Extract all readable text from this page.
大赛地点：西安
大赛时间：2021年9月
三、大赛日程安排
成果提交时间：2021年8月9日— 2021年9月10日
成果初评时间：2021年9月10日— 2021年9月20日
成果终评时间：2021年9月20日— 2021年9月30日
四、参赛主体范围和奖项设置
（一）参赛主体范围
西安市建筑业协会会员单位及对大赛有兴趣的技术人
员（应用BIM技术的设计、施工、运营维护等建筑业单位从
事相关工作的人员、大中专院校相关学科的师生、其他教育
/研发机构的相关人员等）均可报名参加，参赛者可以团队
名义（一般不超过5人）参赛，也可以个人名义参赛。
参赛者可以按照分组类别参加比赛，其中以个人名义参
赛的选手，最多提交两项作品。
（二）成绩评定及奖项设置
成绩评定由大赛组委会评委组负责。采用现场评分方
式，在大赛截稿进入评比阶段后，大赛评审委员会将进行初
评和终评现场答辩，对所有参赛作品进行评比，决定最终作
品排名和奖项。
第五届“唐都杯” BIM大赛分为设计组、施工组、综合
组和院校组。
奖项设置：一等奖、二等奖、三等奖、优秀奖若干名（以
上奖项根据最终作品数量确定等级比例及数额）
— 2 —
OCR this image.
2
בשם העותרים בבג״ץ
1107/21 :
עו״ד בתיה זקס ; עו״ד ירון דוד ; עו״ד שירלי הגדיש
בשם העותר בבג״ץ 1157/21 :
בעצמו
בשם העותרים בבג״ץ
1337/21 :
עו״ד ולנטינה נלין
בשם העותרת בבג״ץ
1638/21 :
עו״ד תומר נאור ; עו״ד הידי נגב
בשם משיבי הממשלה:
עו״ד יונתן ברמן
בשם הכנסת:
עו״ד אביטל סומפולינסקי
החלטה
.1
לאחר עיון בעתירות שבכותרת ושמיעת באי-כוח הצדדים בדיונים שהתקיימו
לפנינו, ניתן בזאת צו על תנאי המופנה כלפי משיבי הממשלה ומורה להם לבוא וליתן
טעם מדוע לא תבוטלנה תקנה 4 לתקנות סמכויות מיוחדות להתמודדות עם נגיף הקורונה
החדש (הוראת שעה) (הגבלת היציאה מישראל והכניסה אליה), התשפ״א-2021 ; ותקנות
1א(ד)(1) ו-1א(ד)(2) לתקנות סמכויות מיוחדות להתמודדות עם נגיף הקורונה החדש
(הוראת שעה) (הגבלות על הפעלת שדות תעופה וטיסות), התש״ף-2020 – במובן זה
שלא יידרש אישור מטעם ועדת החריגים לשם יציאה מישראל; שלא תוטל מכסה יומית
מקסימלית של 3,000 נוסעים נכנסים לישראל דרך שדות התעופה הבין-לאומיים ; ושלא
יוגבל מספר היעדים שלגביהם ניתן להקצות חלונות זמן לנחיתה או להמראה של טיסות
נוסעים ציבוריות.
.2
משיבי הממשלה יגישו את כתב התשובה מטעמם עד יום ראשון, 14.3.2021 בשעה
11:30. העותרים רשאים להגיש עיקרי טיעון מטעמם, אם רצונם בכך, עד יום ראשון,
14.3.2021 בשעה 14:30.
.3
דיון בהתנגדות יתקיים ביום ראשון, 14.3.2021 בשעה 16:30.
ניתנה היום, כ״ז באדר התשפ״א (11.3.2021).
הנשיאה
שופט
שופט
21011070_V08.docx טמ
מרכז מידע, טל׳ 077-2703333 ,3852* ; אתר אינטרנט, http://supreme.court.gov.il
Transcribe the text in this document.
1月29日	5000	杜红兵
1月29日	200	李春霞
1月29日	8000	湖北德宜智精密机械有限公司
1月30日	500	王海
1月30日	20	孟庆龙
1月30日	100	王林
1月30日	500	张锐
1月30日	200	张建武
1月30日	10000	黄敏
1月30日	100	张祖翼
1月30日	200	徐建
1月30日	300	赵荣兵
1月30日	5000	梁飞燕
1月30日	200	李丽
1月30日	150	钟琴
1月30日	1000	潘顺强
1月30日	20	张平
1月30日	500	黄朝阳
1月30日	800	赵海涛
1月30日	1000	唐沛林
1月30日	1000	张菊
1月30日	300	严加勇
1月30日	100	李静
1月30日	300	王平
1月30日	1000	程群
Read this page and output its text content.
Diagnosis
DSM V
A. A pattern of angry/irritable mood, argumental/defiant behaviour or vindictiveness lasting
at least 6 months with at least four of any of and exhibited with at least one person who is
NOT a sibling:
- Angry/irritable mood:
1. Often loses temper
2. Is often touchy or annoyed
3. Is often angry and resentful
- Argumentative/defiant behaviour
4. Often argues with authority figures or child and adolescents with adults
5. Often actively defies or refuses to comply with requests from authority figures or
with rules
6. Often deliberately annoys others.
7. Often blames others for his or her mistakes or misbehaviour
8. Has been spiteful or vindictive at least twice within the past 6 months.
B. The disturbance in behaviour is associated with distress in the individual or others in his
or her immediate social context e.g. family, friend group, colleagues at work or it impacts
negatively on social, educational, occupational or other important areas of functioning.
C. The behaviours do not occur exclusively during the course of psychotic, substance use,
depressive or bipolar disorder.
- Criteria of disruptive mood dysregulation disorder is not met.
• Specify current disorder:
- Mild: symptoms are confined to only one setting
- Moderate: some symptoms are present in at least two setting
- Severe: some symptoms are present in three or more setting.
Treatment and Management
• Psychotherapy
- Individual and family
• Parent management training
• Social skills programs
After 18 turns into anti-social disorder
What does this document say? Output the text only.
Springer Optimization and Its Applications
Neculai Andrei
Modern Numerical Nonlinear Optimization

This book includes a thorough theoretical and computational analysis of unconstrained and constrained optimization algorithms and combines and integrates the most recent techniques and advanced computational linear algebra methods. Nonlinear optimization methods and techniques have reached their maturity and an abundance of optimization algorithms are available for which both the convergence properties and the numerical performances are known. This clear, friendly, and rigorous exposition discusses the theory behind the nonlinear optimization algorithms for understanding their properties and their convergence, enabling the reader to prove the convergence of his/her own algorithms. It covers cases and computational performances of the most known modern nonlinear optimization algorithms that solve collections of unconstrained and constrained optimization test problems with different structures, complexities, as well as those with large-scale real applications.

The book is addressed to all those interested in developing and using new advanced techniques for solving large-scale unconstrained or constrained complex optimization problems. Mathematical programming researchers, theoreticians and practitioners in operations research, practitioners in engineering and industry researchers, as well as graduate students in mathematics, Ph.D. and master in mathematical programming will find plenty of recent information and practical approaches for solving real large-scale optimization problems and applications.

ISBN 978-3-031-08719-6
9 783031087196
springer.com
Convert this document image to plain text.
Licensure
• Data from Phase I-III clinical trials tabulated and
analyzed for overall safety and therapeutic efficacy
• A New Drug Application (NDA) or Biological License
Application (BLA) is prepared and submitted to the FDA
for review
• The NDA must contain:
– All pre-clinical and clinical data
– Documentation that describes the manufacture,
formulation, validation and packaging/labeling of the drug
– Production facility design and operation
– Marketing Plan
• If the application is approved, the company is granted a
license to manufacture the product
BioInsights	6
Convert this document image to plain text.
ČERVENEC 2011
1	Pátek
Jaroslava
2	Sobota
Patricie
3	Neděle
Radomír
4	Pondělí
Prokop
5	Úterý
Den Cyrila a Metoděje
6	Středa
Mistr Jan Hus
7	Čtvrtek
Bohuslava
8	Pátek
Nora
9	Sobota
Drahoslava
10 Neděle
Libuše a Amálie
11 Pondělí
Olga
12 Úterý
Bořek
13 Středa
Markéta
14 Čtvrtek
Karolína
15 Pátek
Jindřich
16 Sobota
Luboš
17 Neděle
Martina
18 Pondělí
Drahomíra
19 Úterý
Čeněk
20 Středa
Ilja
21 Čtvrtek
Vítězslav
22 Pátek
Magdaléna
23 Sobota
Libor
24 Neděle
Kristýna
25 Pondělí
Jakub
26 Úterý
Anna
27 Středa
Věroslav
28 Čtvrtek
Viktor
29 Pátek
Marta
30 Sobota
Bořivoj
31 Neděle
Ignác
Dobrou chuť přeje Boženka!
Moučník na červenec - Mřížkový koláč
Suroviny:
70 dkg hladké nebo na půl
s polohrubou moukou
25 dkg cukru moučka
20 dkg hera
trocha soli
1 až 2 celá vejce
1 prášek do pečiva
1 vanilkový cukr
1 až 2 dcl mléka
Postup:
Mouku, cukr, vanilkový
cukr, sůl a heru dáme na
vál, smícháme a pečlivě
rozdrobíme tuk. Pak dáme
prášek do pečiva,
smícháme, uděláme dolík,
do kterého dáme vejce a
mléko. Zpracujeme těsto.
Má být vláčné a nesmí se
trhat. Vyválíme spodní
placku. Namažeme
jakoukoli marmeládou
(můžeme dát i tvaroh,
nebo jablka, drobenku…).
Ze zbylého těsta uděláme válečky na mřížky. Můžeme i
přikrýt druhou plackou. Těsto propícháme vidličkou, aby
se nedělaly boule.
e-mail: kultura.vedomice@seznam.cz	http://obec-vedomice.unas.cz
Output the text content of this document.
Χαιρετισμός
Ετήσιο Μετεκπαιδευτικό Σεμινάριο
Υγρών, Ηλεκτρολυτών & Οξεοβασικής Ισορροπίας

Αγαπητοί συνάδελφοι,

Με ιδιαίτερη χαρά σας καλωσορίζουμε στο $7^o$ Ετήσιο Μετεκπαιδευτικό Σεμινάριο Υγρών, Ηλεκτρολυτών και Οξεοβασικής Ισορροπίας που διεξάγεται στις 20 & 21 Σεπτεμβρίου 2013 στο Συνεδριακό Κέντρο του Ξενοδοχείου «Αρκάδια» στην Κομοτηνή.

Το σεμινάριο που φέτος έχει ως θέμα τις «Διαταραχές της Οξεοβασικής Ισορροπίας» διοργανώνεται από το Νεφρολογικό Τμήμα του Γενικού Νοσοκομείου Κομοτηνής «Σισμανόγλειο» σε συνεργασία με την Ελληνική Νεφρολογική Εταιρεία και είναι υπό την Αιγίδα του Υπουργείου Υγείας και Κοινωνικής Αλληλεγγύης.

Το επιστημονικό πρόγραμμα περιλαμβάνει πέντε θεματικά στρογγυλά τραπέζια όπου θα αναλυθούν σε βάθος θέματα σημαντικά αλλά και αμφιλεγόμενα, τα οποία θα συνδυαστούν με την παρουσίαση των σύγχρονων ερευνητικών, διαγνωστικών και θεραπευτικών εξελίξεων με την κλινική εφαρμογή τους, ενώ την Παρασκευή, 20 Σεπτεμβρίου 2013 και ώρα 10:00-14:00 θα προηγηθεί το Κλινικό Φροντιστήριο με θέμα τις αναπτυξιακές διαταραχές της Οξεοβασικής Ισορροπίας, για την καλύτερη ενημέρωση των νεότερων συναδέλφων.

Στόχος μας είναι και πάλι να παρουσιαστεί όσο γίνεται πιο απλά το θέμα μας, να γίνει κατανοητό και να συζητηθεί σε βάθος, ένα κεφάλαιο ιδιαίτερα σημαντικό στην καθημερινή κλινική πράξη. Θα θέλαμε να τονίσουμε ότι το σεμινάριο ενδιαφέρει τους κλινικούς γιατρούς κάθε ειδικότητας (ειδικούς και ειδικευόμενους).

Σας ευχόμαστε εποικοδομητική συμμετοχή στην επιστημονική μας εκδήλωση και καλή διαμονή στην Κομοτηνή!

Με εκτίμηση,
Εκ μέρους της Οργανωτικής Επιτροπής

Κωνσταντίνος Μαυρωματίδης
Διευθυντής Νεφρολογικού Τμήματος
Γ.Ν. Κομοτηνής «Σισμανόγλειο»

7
.....
What is asked: Lines holding the word "Pátek" in the entries above are the ones to pull out. Copy them all.

Result:
1	Pátek
8	Pátek
15 Pátek
22 Pátek
29 Pátek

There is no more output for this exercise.